__TASK INPUTS__
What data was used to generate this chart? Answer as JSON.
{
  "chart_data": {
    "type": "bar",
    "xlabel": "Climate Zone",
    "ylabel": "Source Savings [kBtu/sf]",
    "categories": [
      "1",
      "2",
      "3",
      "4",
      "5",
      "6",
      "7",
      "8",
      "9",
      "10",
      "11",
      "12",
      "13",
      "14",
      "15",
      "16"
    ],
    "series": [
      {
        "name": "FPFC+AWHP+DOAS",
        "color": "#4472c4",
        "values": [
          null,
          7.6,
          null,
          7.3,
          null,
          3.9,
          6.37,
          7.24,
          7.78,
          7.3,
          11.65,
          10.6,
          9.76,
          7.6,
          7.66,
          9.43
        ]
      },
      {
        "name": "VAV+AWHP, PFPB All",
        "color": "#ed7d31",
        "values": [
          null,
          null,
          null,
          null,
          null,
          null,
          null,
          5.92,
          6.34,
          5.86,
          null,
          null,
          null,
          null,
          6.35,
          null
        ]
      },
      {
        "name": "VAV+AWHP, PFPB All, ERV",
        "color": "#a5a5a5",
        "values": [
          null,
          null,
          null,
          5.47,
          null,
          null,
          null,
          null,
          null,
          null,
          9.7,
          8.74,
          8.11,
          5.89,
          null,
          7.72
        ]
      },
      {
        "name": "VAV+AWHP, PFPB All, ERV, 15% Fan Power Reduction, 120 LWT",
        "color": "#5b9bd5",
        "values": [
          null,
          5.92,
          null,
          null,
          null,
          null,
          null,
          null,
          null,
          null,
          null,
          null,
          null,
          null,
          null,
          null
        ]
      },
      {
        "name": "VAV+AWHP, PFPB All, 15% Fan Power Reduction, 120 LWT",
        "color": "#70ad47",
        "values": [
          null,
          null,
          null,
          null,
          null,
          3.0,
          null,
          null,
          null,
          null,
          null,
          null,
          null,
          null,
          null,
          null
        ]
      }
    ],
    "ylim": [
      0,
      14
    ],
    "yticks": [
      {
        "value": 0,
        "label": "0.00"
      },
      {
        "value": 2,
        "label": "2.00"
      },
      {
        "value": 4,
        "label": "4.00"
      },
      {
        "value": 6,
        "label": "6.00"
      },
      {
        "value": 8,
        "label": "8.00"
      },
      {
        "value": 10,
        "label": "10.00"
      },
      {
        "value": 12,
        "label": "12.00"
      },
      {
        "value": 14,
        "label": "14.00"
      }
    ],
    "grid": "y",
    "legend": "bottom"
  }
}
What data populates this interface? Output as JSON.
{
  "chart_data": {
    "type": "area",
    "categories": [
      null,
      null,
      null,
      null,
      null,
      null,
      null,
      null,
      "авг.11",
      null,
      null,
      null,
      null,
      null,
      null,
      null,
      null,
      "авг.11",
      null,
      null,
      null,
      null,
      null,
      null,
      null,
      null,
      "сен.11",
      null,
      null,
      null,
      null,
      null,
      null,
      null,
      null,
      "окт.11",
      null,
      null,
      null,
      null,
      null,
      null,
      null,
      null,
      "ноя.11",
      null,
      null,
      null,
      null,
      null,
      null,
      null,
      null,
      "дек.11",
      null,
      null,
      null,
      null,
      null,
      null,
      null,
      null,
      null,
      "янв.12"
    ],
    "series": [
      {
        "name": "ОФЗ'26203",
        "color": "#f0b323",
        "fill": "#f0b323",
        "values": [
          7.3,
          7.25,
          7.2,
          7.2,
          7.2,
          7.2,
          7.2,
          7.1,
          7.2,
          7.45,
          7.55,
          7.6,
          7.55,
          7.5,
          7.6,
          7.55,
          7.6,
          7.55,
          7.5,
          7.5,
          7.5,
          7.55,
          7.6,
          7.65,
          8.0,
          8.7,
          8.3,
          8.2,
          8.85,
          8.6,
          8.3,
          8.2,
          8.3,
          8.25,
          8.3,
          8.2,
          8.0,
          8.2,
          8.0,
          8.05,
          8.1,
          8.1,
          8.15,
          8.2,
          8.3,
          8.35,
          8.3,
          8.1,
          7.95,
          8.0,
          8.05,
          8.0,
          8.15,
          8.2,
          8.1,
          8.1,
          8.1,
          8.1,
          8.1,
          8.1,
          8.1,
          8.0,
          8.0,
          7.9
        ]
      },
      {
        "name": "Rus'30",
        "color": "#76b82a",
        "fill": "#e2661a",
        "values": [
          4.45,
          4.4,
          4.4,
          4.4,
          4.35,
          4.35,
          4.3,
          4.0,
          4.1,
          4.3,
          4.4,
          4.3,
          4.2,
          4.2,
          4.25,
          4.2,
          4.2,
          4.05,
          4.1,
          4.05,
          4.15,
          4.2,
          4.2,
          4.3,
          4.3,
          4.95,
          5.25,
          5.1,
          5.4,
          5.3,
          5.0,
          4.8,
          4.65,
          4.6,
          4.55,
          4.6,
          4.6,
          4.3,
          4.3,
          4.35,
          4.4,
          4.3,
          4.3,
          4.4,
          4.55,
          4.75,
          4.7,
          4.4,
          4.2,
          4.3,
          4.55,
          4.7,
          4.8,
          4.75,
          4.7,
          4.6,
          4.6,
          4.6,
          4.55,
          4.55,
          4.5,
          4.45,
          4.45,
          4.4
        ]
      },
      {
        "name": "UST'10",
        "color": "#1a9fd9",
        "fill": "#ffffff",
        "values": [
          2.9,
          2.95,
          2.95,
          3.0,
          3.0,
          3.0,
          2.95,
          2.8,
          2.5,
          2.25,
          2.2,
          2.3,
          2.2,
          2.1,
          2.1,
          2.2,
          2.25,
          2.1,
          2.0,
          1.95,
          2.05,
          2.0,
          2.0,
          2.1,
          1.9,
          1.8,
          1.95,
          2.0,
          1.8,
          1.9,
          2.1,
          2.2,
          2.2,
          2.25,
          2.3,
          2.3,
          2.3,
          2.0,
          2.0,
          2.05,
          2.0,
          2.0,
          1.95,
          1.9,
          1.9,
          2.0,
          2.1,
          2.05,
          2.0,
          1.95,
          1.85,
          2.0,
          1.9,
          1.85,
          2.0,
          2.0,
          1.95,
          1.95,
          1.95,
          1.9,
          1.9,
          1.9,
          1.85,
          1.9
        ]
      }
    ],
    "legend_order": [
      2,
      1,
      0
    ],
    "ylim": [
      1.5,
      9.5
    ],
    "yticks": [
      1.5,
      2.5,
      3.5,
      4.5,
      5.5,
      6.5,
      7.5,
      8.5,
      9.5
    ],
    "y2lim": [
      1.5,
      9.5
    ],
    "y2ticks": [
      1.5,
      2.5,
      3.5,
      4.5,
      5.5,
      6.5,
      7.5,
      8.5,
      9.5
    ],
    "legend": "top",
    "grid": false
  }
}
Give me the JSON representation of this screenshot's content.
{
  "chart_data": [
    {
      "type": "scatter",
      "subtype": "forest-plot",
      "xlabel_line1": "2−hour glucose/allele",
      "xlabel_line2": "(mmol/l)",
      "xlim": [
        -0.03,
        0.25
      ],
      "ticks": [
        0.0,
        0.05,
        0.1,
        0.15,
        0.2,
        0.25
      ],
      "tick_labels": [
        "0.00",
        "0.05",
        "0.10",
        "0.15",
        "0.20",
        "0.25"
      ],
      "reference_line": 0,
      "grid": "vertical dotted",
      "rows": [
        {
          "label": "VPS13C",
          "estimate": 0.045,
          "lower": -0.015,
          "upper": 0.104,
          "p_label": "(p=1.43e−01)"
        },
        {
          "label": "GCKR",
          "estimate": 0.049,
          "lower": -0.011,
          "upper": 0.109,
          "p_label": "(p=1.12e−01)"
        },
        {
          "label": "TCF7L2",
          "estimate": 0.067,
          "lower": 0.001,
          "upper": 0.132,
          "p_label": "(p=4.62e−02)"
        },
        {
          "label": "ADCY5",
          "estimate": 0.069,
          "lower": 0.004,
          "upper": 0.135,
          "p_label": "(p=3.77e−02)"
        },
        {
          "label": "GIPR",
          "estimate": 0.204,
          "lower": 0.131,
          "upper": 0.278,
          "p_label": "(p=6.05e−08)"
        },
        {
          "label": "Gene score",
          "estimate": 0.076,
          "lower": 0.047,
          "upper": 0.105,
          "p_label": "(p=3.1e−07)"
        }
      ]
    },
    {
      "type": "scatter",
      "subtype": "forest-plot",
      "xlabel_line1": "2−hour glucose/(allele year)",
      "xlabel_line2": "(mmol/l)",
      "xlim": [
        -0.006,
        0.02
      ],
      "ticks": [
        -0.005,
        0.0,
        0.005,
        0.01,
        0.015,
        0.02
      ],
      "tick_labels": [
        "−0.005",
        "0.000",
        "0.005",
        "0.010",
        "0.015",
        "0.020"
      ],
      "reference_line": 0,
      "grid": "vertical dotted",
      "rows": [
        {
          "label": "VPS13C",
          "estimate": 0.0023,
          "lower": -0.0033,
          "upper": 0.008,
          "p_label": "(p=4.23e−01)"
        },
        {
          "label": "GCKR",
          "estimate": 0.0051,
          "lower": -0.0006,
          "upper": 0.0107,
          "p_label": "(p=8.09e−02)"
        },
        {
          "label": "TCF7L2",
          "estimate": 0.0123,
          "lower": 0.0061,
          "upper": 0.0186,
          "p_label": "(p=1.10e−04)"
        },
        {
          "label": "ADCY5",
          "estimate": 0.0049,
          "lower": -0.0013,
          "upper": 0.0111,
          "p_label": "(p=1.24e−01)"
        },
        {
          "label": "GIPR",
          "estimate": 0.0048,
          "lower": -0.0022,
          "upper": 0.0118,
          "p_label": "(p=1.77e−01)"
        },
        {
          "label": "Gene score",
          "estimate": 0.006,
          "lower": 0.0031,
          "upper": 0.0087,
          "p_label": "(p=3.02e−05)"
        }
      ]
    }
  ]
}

__WHAT YOU SHOULD DO__
Track down all lines above with the string "allele" and copy them.

__RESPONSE TO THIS TASK__
      "xlabel_line1": "2−hour glucose/allele",
      "xlabel_line1": "2−hour glucose/(allele year)",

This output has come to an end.